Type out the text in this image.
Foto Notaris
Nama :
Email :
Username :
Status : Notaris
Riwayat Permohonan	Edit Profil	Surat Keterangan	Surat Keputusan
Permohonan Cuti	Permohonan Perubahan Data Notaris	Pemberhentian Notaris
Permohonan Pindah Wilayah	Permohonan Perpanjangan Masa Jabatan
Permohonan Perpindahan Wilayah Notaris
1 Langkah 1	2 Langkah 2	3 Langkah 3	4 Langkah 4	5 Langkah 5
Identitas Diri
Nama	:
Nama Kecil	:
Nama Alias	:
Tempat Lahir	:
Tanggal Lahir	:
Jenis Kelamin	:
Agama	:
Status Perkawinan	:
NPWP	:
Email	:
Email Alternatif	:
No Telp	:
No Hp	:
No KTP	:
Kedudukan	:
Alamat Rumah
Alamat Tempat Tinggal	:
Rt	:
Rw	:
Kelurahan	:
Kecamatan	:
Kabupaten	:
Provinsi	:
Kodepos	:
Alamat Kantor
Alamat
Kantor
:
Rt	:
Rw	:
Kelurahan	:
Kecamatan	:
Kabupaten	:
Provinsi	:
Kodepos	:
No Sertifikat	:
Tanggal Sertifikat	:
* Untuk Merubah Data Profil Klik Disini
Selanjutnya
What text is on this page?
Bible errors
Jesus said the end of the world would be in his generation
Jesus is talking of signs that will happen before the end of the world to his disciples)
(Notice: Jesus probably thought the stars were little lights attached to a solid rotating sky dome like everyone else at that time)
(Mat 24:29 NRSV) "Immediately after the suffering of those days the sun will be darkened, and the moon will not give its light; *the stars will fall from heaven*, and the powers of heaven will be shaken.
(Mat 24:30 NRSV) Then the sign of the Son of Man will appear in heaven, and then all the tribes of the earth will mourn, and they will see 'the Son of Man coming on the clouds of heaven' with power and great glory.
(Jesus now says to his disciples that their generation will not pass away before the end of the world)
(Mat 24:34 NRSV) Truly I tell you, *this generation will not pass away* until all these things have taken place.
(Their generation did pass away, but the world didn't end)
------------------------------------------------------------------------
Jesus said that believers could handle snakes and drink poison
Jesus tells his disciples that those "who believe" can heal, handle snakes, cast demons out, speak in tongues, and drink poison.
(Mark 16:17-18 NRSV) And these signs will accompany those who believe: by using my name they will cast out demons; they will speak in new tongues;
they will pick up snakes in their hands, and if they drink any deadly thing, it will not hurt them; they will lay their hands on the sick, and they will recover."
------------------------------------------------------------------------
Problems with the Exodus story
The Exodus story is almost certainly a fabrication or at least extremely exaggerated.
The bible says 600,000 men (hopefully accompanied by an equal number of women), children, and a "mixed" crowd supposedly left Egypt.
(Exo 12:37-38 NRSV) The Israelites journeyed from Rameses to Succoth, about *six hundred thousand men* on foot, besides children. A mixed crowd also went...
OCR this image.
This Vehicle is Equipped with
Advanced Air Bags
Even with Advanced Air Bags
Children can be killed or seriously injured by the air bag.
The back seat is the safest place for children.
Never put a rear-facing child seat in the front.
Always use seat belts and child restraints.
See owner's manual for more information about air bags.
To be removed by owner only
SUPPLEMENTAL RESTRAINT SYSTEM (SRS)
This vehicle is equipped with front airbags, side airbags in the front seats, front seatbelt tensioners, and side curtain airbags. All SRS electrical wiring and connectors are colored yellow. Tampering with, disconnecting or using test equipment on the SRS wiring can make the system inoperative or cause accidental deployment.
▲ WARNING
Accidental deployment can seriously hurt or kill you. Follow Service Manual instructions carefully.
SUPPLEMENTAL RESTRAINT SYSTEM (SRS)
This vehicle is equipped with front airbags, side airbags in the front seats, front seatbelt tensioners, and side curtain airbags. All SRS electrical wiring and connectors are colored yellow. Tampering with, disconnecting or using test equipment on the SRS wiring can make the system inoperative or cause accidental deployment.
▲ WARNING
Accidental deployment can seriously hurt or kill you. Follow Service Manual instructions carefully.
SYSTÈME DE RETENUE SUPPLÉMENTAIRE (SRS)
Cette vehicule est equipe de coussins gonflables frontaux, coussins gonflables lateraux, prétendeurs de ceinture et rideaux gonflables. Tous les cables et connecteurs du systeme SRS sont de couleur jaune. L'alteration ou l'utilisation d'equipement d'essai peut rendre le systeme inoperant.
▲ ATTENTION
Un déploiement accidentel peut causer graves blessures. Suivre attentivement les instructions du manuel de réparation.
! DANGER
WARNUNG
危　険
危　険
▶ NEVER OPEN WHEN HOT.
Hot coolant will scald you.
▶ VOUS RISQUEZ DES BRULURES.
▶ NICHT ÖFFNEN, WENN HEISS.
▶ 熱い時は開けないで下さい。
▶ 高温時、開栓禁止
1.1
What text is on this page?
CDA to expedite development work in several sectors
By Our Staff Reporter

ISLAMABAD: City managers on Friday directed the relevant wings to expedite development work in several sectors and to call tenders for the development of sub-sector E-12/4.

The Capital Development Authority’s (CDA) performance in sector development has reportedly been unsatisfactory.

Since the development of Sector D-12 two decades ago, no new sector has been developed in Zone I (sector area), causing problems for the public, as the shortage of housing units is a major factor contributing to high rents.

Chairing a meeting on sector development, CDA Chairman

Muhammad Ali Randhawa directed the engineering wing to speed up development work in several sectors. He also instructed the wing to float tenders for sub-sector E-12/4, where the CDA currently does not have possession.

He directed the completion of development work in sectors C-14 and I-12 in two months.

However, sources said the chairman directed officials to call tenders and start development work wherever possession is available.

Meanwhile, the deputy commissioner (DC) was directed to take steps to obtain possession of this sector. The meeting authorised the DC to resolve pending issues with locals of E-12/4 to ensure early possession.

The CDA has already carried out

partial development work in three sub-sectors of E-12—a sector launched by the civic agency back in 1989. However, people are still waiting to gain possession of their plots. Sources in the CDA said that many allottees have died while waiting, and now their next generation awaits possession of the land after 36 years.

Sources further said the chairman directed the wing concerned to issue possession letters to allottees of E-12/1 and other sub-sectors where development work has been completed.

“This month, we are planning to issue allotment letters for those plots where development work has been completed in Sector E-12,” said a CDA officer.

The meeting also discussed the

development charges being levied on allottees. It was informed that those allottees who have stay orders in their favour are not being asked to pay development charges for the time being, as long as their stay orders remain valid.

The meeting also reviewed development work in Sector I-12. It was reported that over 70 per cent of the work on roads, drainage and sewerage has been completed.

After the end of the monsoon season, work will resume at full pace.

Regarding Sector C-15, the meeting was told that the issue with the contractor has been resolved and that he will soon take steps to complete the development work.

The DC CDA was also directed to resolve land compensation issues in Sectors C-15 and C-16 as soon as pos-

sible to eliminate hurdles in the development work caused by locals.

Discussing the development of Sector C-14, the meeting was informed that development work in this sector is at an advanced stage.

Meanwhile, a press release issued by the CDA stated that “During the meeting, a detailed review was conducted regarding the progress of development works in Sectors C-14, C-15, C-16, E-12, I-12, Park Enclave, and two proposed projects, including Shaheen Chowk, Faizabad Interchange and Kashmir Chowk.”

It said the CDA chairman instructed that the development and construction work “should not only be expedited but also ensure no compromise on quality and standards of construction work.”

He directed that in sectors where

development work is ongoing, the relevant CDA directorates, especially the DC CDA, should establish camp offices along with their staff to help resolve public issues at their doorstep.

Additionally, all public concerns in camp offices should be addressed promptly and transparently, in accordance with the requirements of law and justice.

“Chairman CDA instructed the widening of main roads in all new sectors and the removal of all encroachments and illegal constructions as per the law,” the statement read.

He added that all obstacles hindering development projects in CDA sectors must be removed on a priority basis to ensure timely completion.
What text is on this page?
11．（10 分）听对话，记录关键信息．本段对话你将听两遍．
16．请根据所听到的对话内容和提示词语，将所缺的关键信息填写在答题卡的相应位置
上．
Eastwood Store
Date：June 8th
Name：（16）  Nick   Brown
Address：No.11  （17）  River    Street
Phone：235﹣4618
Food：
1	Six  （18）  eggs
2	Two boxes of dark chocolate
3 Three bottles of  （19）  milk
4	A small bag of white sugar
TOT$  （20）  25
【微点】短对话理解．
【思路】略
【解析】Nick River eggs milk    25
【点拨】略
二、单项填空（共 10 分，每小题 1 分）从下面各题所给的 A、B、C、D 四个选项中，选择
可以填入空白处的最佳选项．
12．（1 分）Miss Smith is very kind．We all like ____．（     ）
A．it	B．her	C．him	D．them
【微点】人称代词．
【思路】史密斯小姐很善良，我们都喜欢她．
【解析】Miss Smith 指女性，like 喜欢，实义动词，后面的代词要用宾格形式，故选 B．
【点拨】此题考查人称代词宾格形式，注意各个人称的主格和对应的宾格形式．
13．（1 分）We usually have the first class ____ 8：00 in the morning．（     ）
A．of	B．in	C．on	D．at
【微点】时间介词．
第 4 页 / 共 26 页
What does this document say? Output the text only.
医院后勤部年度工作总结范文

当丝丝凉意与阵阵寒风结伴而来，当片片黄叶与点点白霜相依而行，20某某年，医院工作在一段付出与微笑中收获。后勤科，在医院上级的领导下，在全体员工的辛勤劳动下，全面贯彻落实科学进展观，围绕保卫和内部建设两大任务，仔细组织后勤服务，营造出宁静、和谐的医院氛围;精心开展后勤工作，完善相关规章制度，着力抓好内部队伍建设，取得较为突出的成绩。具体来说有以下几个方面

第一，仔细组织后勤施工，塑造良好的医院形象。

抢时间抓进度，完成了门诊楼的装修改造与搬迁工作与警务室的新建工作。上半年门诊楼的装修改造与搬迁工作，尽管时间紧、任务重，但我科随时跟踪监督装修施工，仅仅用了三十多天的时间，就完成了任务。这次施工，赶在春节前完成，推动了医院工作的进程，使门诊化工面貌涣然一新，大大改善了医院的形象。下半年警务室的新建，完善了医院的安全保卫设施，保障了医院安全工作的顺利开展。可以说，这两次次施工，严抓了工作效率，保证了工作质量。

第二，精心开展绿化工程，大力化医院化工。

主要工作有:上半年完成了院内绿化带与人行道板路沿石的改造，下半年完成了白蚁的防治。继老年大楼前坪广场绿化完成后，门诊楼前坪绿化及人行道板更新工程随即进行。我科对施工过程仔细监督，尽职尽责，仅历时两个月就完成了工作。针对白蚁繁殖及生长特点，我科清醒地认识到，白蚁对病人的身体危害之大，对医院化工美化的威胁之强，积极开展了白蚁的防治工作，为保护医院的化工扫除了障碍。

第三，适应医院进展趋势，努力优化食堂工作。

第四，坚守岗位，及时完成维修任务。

####

WHAT YOU WILL DO :: Which lines in the records above contain the string "Wilayah"? Copy each one.

SOLVED PROBLEM ::
Permohonan Pindah Wilayah	Permohonan Perpanjangan Masa Jabatan
Permohonan Perpindahan Wilayah Notaris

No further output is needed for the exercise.